§ EXERCISE
Pick out each line below that contains the string "axis" and copy it in full. Letter case counts when matching.

[Start]

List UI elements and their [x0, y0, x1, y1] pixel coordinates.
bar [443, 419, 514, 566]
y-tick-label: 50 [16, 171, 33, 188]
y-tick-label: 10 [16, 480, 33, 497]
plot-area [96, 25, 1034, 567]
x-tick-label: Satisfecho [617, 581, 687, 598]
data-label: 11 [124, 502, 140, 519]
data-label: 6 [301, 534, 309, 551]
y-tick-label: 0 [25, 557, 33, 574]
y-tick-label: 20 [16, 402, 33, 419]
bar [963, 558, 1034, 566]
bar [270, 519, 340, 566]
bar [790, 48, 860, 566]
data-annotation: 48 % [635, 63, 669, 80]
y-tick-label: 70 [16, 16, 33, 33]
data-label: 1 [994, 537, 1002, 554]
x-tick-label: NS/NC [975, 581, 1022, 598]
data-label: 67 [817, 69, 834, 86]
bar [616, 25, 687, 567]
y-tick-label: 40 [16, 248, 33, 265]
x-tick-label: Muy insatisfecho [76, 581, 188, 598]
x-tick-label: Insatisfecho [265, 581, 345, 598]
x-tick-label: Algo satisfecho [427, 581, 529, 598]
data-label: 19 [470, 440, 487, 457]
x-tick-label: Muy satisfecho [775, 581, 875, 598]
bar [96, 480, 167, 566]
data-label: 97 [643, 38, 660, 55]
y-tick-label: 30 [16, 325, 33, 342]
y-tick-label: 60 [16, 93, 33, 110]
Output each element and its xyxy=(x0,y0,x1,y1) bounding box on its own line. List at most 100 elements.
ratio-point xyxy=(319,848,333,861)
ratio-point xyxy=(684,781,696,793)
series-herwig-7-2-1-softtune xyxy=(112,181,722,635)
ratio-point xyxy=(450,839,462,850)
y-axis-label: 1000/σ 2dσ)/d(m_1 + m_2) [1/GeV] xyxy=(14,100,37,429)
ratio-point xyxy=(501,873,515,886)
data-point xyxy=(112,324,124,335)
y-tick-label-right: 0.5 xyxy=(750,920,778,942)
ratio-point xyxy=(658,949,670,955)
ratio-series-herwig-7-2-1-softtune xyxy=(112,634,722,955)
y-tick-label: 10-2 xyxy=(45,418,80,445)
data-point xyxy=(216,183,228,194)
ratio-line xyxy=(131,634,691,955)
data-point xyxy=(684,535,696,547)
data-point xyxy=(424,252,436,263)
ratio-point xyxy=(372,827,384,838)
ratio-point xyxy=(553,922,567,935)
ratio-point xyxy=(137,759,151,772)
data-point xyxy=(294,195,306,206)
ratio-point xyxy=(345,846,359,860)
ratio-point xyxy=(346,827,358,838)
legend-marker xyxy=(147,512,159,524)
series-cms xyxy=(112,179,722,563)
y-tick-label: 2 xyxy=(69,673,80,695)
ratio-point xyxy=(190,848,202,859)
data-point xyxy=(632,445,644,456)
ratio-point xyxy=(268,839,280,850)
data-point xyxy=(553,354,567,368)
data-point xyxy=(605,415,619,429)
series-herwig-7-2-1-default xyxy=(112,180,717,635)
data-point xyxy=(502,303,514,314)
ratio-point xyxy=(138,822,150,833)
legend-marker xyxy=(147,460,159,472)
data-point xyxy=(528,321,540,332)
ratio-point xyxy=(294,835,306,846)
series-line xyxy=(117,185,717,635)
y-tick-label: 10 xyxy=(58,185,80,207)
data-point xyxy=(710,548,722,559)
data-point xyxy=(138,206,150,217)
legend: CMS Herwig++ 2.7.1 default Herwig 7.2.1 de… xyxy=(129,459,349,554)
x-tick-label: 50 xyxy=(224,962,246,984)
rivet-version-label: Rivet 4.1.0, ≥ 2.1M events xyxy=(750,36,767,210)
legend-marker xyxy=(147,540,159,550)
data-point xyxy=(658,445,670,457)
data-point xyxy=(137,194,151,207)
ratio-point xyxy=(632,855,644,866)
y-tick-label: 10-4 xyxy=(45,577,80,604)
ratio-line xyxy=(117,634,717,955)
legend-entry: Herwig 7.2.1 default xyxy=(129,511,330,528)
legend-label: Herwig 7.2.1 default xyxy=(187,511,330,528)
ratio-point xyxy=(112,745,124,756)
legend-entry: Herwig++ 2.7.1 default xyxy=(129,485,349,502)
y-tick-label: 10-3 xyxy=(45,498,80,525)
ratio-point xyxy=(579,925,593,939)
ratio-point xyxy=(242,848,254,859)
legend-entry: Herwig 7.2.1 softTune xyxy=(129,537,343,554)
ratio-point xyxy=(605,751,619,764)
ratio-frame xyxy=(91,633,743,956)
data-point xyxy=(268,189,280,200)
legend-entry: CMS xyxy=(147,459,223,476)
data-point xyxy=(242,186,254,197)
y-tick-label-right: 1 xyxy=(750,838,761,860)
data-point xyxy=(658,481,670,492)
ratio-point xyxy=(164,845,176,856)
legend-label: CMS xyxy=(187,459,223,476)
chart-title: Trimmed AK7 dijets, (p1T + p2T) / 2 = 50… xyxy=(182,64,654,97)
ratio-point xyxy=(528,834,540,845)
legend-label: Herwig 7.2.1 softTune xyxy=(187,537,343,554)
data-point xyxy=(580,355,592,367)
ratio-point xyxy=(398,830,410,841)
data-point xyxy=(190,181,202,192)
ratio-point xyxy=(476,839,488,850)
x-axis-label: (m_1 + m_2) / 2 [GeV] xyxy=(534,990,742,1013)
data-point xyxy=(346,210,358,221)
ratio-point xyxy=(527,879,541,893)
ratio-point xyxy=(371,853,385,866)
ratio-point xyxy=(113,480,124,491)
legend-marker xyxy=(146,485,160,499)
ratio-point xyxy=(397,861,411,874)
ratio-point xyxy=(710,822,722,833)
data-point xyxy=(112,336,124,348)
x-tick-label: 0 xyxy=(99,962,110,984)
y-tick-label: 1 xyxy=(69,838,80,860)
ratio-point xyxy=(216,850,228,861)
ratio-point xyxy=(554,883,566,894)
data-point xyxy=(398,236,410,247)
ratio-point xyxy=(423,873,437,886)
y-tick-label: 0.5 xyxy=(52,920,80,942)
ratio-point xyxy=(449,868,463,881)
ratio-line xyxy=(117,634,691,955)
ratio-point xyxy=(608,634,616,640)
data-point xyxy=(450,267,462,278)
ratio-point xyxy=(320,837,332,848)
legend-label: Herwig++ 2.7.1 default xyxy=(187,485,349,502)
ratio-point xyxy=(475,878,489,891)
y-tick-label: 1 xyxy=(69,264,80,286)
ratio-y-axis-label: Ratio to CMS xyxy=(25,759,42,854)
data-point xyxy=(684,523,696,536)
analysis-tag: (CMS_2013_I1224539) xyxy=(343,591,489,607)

[End]

§ RESULT OF THIS TASK
y-axis-label: 1000/σ 2dσ)/d(m_1 + m_2) [1/GeV] xyxy=(14,100,37,429)
x-axis-label: (m_1 + m_2) / 2 [GeV] xyxy=(534,990,742,1013)
ratio-y-axis-label: Ratio to CMS xyxy=(25,759,42,854)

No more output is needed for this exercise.